◆ **What the task asks**
Find every line below that contains the word "independent" and copy it out.

Stored entries
┌──
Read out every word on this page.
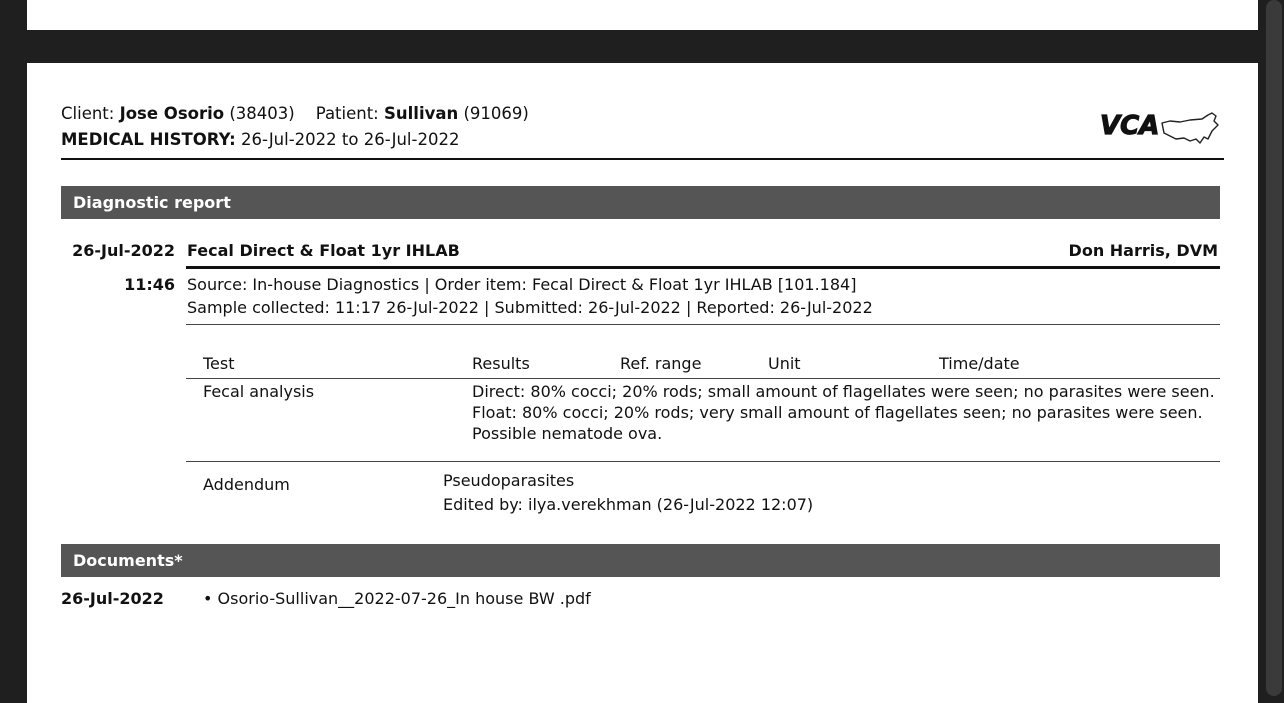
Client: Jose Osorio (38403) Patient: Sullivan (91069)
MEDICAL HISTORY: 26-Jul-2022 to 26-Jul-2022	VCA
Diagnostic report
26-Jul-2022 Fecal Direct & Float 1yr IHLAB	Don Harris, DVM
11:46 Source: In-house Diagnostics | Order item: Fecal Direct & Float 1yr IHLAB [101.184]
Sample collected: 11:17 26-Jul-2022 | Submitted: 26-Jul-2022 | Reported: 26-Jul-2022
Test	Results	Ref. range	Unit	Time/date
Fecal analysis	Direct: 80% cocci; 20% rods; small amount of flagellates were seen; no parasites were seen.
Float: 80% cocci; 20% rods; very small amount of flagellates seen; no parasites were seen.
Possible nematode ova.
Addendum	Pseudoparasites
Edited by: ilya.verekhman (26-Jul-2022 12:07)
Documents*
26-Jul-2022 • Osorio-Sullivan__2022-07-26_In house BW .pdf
└──
┌──
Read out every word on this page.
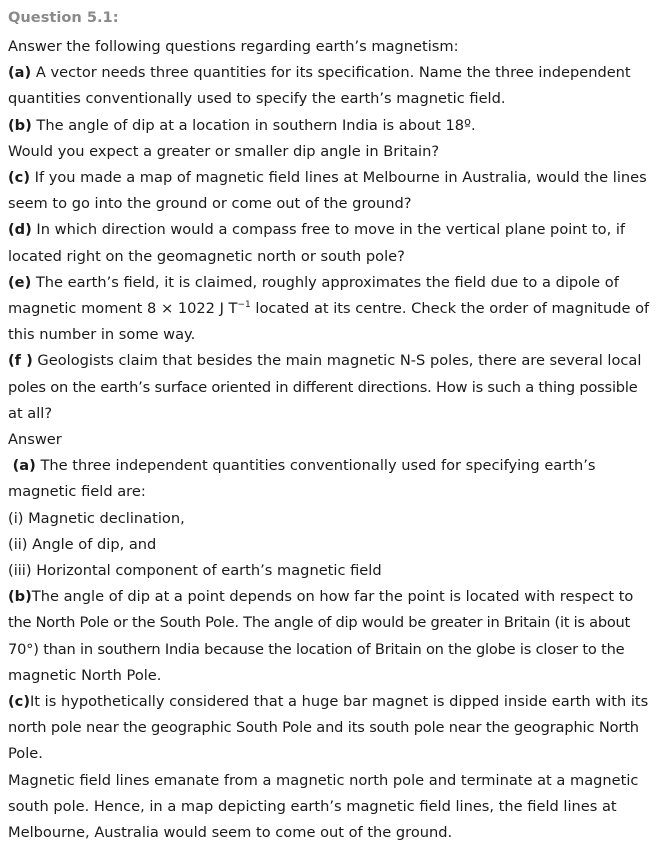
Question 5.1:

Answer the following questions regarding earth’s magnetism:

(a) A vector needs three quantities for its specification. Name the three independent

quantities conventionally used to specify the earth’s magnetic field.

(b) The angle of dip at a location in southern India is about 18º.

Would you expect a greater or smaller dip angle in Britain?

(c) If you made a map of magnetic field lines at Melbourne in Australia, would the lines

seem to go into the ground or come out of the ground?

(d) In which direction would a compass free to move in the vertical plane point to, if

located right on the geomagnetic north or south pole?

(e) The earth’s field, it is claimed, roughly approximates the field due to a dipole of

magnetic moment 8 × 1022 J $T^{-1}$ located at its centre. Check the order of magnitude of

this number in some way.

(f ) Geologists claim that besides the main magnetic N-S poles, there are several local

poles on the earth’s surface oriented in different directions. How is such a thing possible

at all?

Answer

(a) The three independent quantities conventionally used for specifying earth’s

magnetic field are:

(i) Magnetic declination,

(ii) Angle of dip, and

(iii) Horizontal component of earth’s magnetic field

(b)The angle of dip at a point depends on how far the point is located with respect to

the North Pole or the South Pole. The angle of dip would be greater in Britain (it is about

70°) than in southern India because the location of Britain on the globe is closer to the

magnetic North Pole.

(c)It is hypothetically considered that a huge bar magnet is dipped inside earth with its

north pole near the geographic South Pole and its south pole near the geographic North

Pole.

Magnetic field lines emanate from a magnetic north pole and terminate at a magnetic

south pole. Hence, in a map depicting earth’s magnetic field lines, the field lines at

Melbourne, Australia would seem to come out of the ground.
└──
◆ **Solution below**
(a) A vector needs three quantities for its specification. Name the three independent
(a) The three independent quantities conventionally used for specifying earth’s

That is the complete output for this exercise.